* _Aim of the exercise_:
Using the data below, determine the number of lines that include the string "from". Write only that number.

----- Records for the task -----

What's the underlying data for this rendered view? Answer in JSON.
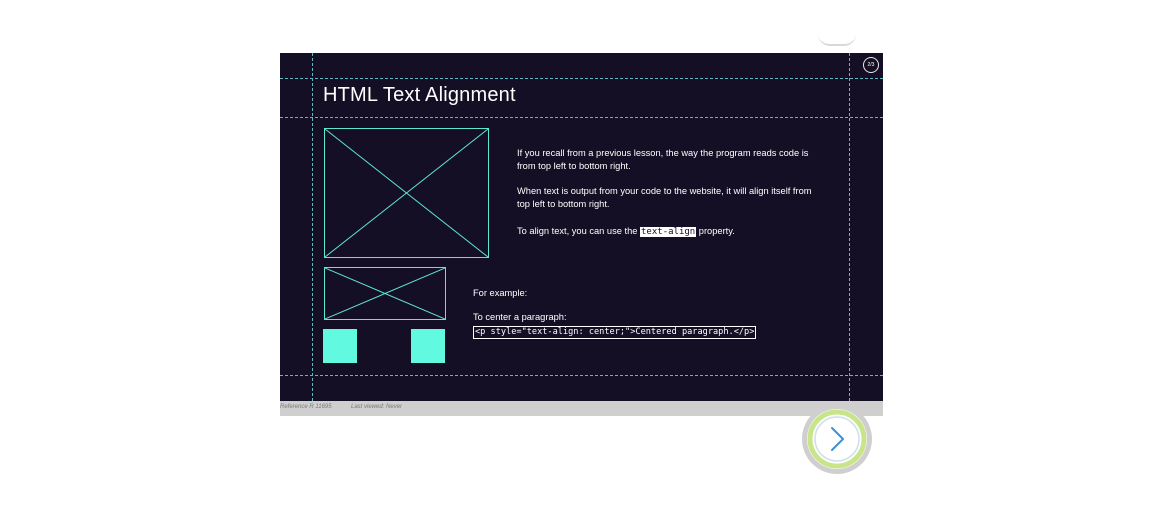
{
  "slide": {
    "page_counter": "2/3",
    "title": "HTML Text Alignment",
    "paragraphs": {
      "p1": "If you recall from a previous lesson, the way the program reads code is from top left to bottom right.",
      "p2": "When text is output from your code to the website, it will align itself from top left to bottom right.",
      "p3_before": "To align text, you can use the ",
      "p3_code": "text-align",
      "p3_after": " property.",
      "example_label": "For example:",
      "center_label": "To center a paragraph:",
      "code_example": "<p style=\"text-align: center;\">Centered paragraph.</p>"
    }
  },
  "footer": {
    "reference": "Reference R 11695",
    "last_viewed": "Last viewed: Never"
  },
  "colors": {
    "slide_bg": "#140f24",
    "accent": "#61f9e0",
    "guide": "#63b6c2",
    "progress_ring": "#c9e58a",
    "chevron": "#3d8fd6"
  },
  "icons": {
    "next": "chevron-right-icon"
  }
}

-----

* _Task output_:
2